## Work required
Present every line in which the string "JSON" appears.

* BEGIN Input material *

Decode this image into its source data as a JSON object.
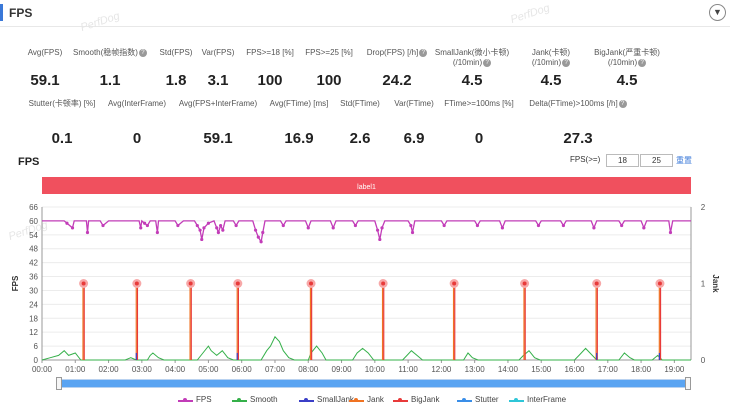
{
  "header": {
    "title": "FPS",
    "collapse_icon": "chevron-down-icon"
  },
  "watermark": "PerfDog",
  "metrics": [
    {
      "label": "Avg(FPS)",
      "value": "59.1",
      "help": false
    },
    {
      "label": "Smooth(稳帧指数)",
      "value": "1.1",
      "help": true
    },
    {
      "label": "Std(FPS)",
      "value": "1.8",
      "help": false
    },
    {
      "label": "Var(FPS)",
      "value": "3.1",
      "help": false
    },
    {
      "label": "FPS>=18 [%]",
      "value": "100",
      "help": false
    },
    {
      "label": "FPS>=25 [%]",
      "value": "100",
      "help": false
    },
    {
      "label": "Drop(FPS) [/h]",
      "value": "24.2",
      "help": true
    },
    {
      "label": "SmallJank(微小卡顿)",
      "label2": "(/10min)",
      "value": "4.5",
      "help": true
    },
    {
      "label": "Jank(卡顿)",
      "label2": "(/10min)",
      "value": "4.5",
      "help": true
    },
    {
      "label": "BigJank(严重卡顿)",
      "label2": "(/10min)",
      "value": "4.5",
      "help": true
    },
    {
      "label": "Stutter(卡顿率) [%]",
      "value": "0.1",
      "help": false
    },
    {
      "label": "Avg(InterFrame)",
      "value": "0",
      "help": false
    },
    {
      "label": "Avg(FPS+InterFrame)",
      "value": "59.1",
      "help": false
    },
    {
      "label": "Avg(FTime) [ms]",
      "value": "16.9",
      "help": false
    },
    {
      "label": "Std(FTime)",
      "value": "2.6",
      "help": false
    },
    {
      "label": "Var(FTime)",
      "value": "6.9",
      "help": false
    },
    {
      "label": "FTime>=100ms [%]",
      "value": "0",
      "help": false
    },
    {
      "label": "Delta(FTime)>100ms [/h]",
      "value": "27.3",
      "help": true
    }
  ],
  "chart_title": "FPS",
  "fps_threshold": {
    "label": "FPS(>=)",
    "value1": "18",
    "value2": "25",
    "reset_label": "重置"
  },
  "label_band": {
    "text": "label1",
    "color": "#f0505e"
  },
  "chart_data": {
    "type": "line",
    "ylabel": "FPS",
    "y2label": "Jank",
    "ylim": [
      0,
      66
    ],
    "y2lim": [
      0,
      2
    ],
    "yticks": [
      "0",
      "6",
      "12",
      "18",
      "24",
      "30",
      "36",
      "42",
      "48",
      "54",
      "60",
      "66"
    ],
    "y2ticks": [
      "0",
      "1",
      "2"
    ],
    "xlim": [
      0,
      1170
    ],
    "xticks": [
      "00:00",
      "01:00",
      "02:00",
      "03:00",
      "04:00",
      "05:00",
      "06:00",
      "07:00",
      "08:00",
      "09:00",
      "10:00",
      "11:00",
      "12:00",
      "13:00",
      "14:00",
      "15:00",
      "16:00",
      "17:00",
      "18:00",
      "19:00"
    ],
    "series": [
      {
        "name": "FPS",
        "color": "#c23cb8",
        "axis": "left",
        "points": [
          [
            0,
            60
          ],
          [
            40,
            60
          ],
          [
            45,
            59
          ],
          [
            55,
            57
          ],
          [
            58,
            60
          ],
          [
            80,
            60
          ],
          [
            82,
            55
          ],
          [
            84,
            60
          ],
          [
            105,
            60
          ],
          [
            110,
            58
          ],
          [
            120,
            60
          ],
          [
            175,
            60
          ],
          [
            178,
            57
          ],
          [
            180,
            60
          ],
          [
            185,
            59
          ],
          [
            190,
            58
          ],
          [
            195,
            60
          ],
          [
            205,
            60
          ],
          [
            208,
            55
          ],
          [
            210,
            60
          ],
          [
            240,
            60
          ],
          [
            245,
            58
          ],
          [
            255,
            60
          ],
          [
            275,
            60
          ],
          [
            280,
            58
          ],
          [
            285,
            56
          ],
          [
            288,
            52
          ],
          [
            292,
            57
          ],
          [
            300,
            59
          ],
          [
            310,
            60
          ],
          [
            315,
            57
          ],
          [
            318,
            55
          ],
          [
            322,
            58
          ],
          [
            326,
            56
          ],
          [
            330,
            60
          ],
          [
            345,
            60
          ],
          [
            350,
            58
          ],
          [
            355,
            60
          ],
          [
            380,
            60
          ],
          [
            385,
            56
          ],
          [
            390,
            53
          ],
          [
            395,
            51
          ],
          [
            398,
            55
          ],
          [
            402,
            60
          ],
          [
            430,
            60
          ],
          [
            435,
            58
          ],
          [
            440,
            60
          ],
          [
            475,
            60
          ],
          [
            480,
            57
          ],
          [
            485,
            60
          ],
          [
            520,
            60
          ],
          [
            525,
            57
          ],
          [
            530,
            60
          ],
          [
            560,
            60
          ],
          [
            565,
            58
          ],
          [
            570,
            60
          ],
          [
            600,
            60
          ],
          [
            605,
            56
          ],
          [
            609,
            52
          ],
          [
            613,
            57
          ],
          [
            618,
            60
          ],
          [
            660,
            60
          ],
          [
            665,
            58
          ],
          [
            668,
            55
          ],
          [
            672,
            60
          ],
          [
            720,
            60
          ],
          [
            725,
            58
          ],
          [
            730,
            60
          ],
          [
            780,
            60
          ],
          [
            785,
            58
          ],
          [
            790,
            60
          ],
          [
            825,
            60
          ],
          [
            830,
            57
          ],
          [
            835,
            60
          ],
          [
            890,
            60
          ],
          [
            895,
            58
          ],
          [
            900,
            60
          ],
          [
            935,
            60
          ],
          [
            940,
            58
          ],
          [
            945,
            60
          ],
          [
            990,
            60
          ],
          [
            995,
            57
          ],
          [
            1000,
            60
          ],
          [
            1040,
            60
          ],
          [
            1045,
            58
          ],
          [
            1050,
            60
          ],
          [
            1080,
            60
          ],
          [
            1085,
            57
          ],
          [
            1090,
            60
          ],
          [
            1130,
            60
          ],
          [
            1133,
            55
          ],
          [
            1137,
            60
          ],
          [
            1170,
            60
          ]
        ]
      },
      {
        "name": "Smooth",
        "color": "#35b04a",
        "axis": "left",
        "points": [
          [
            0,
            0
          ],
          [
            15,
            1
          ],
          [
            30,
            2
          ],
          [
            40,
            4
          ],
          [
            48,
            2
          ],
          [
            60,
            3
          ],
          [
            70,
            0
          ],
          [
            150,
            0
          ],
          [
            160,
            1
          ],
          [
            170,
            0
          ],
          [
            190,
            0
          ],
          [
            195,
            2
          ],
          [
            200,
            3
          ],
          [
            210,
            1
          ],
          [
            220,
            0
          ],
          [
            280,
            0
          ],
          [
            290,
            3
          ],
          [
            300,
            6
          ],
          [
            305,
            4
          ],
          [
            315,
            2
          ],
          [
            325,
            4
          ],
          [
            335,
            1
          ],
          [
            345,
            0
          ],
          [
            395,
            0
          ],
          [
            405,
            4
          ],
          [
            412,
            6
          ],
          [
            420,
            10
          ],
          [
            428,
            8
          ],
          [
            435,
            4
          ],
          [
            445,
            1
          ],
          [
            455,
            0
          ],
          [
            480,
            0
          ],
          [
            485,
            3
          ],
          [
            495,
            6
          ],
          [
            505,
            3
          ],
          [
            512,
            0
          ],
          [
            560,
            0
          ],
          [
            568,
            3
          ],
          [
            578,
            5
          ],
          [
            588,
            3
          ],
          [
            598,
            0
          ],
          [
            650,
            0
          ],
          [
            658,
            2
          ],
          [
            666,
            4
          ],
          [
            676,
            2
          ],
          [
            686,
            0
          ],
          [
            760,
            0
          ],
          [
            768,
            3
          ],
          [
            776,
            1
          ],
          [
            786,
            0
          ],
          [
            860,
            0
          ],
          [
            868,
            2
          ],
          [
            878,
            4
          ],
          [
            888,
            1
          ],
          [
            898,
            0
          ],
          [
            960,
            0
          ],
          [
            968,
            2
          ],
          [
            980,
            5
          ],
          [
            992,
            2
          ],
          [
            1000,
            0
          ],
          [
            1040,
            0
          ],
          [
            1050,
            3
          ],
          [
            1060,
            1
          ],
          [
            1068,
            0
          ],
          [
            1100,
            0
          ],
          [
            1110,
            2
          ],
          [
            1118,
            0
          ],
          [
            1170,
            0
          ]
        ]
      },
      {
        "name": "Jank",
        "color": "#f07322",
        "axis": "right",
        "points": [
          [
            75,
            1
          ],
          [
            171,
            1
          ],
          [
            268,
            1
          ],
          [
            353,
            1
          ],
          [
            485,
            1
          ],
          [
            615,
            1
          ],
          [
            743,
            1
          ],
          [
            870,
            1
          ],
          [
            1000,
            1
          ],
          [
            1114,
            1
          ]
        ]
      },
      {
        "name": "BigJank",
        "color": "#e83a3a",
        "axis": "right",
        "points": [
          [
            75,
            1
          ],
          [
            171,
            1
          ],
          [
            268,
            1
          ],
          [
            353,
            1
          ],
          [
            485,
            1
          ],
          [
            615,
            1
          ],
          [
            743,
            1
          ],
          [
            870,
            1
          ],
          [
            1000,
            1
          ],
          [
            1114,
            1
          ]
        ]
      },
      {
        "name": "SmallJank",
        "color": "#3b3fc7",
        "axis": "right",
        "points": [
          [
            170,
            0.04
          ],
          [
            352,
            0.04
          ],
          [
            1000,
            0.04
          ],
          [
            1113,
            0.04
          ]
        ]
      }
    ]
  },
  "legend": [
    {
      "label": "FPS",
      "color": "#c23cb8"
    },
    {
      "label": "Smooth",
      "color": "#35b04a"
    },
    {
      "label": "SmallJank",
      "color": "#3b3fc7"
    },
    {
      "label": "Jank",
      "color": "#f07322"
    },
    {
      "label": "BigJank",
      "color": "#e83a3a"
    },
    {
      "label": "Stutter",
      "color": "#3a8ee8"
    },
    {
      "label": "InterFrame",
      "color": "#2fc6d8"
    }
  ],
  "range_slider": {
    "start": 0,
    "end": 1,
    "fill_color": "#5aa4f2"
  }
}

* END Input material *
* BEGIN Input material *

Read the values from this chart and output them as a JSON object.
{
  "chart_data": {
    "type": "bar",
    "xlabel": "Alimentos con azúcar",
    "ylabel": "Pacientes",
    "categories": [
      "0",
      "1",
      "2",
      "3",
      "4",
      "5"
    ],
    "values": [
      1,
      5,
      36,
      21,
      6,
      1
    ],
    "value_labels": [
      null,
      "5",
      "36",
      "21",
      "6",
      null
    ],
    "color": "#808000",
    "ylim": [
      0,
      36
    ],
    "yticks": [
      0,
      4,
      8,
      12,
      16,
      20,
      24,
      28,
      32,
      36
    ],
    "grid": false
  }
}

* END Input material *

## Answer to the problem
Decode this image into its source data as a JSON object.
Read the values from this chart and output them as a JSON object.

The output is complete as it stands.